◆ **TASK PROMPT**: From the entries below, tally how many lines contain "Application" and report only that figure.

◆ **Stored data entries**:
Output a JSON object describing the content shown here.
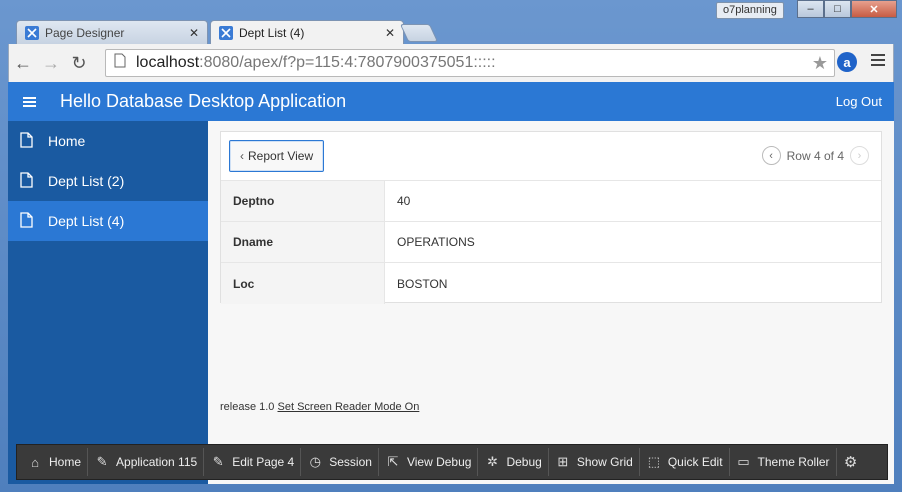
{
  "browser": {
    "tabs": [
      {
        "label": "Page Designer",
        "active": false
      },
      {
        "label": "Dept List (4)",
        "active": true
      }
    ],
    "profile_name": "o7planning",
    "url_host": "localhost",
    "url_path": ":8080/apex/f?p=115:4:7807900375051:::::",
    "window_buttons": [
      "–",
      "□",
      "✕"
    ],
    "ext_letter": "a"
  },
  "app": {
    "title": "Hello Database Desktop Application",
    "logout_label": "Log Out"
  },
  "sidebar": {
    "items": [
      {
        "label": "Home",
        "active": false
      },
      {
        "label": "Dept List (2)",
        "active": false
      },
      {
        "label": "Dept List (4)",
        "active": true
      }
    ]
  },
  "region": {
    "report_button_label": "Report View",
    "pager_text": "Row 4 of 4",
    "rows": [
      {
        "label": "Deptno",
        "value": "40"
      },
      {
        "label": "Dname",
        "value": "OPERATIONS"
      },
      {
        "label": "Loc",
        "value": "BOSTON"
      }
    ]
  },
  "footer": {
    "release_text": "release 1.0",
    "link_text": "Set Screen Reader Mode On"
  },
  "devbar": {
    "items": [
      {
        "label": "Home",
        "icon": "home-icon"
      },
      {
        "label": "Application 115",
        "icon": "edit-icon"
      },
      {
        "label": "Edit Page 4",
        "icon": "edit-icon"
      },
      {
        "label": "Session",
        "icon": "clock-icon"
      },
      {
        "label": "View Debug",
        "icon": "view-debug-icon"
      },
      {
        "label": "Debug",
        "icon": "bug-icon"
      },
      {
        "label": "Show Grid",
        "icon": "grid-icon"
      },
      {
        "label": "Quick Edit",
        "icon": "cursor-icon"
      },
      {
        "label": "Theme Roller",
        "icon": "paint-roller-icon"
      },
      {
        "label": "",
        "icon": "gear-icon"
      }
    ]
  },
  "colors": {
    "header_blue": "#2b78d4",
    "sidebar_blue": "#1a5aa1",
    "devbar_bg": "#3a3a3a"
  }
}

◆ **ANSWER FOR THE TASK**: 2